Goal -> Locate the string "céng" throughout the material and copy every line in which it occurs.

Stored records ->
━━━━━━━━━━━━━━━━

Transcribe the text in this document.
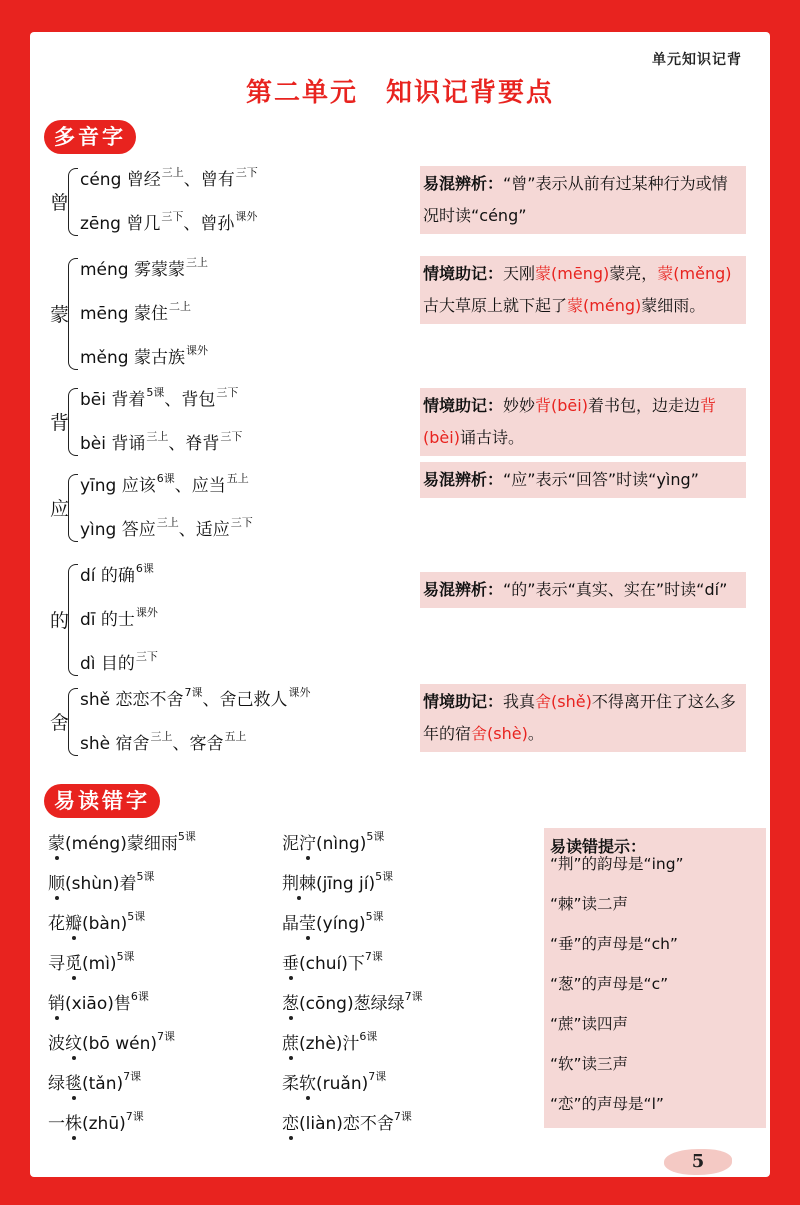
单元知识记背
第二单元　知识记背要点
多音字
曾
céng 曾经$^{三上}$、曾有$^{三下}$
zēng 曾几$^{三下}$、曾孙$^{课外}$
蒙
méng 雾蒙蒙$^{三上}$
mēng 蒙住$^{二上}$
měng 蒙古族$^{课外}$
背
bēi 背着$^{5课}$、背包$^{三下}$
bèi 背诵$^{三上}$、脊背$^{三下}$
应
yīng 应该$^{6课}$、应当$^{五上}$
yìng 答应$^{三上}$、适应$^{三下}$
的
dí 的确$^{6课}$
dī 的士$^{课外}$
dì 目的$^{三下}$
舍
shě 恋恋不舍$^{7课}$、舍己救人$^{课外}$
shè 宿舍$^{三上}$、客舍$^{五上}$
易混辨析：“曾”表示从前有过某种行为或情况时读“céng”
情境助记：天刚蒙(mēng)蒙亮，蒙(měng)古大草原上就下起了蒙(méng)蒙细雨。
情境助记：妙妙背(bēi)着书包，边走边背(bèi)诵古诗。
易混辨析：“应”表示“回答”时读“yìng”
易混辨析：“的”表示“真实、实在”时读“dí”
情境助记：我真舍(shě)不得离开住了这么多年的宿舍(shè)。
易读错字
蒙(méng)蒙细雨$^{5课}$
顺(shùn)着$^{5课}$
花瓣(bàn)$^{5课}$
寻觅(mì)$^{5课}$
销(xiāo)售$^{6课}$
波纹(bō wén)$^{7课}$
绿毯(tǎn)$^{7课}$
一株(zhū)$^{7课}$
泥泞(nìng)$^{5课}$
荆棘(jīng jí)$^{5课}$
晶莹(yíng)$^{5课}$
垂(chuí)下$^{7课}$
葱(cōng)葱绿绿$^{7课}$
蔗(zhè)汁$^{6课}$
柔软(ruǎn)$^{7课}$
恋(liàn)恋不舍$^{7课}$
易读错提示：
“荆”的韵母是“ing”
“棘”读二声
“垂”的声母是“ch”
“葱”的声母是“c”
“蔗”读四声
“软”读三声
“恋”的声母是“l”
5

━━━━━━━━━━━━━━━━

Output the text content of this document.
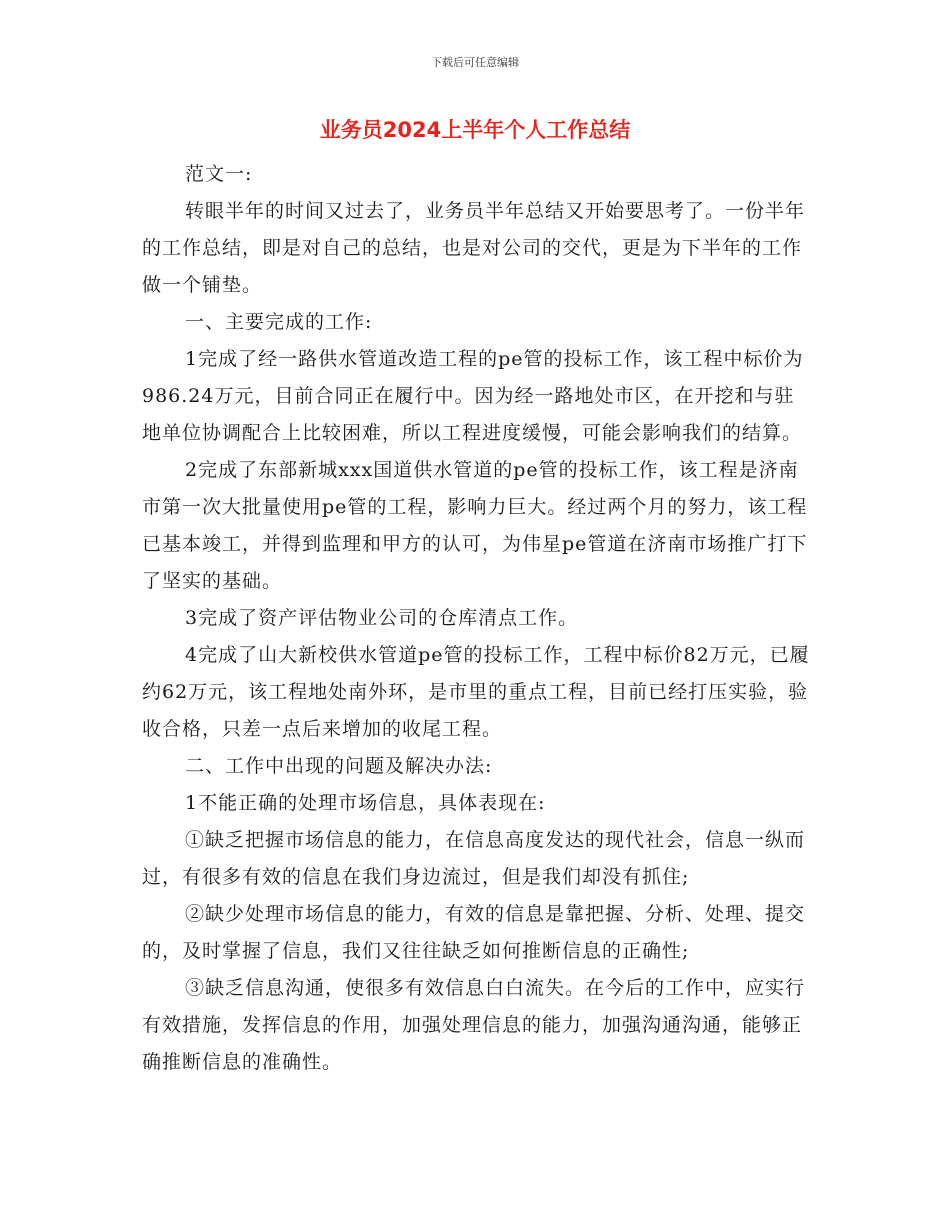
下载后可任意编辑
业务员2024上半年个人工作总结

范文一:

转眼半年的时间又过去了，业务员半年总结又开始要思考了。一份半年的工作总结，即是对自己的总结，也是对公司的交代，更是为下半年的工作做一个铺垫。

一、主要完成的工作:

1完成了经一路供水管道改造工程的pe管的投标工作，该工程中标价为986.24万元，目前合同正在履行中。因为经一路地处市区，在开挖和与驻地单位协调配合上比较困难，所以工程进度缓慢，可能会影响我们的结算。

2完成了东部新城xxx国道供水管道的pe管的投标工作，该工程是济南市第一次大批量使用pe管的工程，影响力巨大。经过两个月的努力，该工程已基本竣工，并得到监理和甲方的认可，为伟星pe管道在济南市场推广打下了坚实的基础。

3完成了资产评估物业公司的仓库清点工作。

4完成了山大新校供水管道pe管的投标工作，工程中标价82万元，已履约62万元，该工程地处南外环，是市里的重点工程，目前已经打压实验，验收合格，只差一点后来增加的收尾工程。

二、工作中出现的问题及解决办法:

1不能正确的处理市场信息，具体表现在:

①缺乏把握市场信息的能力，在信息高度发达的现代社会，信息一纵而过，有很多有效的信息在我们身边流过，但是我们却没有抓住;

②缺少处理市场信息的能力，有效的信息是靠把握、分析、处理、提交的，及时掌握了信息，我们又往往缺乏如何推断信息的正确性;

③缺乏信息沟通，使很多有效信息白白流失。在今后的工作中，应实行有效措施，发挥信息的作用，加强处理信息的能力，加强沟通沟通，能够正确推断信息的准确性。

━━━━━━━━━━━━━━━━

Result of this exercise ->
céng 曾经$^{三上}$、曾有$^{三下}$
易混辨析：“曾”表示从前有过某种行为或情况时读“céng”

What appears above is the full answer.